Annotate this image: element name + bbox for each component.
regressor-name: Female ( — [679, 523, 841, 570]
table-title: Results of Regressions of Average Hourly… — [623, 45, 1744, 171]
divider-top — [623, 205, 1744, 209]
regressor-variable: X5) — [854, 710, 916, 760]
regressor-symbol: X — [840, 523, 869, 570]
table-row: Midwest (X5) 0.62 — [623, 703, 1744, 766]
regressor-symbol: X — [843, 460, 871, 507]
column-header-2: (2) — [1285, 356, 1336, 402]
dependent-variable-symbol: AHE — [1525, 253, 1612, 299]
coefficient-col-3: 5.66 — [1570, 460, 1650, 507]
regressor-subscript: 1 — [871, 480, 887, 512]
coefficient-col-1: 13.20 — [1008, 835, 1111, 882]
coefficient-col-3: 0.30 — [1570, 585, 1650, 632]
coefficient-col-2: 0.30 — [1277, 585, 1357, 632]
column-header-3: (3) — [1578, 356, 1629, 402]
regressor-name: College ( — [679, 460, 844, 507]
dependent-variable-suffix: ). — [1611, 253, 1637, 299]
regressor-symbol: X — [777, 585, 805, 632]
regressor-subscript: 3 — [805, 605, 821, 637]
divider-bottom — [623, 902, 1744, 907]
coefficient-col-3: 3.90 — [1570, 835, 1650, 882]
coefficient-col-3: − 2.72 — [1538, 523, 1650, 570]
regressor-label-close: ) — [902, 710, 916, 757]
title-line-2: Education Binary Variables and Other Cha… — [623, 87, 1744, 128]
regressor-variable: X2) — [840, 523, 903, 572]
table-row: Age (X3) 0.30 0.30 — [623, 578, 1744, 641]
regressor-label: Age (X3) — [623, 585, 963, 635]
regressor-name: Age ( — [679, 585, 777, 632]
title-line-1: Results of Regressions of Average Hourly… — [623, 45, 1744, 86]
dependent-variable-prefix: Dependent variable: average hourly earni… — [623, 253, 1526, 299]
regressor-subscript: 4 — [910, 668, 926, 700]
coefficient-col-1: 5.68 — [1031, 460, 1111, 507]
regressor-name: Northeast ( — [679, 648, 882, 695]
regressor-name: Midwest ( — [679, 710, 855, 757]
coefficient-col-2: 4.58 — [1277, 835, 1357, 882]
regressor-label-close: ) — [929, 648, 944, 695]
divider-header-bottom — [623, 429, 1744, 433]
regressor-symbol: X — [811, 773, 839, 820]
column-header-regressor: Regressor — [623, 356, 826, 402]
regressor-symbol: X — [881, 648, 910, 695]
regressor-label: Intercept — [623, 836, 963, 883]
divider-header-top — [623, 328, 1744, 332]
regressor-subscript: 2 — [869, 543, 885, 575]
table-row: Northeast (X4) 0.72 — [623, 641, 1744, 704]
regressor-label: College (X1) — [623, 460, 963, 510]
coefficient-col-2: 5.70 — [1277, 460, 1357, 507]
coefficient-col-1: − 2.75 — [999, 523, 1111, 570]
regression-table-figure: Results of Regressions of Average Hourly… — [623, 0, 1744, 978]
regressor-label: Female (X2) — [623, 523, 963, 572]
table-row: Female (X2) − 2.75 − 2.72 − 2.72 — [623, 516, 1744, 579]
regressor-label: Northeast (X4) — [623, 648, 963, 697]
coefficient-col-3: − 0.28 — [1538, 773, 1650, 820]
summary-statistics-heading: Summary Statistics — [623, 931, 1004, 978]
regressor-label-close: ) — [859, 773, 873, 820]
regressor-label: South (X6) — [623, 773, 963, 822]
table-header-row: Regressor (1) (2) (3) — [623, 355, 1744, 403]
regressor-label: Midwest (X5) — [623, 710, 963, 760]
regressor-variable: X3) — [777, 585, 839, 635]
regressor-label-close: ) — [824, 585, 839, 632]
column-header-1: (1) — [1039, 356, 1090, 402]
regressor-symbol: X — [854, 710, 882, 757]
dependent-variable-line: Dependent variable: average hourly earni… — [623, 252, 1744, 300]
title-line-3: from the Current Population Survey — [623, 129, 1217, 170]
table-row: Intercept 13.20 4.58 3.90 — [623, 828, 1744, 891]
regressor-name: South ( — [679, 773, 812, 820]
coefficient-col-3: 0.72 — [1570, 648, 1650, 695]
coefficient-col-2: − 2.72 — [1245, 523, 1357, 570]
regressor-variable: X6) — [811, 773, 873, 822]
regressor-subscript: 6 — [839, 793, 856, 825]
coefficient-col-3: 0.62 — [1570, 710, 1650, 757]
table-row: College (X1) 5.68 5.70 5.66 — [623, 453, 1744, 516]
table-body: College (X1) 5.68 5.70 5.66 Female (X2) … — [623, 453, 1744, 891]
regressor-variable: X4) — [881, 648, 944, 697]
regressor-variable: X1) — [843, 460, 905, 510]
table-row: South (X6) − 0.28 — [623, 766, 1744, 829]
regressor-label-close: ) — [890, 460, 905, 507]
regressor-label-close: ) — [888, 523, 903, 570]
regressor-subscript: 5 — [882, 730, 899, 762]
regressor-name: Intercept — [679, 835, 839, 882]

-=-=-=-=-

Requirements: Reproduce word for word the lines from the first one through the line containing "regressor-name: College ( —", including both.

The reply:
Annotate this image: element name + bbox for each component.
regressor-name: Female ( — [679, 523, 841, 570]
table-title: Results of Regressions of Average Hourly… — [623, 45, 1744, 171]
divider-top — [623, 205, 1744, 209]
regressor-variable: X5) — [854, 710, 916, 760]
regressor-symbol: X — [840, 523, 869, 570]
table-row: Midwest (X5) 0.62 — [623, 703, 1744, 766]
regressor-symbol: X — [843, 460, 871, 507]
column-header-2: (2) — [1285, 356, 1336, 402]
dependent-variable-symbol: AHE — [1525, 253, 1612, 299]
coefficient-col-3: 5.66 — [1570, 460, 1650, 507]
regressor-subscript: 1 — [871, 480, 887, 512]
coefficient-col-1: 13.20 — [1008, 835, 1111, 882]
coefficient-col-3: 0.30 — [1570, 585, 1650, 632]
coefficient-col-2: 0.30 — [1277, 585, 1357, 632]
column-header-3: (3) — [1578, 356, 1629, 402]
regressor-name: College ( — [679, 460, 844, 507]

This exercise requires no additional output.